Task prompt:
Return all entries word for word, but drop any images.

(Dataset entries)

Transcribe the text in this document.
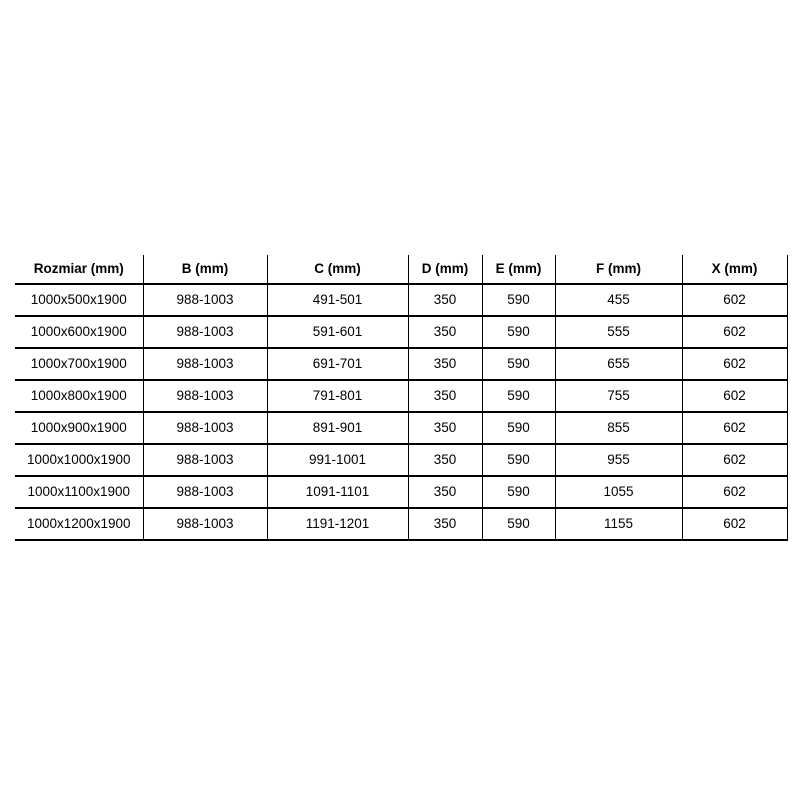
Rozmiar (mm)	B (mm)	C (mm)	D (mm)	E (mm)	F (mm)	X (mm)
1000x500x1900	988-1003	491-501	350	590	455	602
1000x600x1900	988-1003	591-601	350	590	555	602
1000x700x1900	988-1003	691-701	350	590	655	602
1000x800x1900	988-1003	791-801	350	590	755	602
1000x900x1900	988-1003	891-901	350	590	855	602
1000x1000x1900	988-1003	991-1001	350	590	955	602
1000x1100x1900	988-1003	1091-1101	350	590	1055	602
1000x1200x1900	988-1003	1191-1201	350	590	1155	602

Written response:
Transcribe the text in this document.
Rozmiar (mm)	B (mm)	C (mm)	D (mm)	E (mm)	F (mm)	X (mm)
1000x500x1900	988-1003	491-501	350	590	455	602
1000x600x1900	988-1003	591-601	350	590	555	602
1000x700x1900	988-1003	691-701	350	590	655	602
1000x800x1900	988-1003	791-801	350	590	755	602
1000x900x1900	988-1003	891-901	350	590	855	602
1000x1000x1900	988-1003	991-1001	350	590	955	602
1000x1100x1900	988-1003	1091-1101	350	590	1055	602
1000x1200x1900	988-1003	1191-1201	350	590	1155	602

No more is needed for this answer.